Task prompt. Only a number is wanted. Count the lines holding the string "this".

[Stored data entries]

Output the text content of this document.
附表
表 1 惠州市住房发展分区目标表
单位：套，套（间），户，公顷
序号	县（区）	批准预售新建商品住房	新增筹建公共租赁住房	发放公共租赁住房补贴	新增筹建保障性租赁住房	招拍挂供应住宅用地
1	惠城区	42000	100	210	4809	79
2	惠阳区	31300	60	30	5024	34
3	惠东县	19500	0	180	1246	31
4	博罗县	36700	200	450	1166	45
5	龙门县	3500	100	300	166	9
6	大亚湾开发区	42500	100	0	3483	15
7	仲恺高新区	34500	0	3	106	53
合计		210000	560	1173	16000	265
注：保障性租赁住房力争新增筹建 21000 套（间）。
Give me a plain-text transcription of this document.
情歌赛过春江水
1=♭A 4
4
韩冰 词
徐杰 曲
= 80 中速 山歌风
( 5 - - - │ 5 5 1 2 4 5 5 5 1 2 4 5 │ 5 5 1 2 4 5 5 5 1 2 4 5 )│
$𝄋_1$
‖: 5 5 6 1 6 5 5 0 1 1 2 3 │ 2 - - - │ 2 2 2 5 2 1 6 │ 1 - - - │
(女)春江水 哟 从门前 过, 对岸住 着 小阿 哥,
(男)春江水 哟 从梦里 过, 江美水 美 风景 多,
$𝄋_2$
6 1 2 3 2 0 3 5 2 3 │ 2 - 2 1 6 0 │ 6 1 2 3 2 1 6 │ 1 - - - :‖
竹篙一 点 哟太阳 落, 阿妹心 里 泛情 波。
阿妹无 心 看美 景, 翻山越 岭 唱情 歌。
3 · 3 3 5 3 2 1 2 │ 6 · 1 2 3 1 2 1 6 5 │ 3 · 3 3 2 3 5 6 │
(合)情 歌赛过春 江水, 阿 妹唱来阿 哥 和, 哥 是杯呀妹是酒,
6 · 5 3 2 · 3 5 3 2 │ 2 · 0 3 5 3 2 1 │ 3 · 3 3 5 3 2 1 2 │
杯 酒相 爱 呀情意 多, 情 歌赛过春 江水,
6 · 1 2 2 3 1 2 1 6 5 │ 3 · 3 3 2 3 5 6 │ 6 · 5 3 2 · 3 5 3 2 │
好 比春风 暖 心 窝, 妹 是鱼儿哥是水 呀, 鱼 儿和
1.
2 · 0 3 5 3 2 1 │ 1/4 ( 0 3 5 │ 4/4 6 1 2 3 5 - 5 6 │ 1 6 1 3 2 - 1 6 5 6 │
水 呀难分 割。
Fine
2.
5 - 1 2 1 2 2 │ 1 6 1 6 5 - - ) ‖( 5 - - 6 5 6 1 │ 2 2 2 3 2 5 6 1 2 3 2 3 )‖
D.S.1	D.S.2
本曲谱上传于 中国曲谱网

The response. 2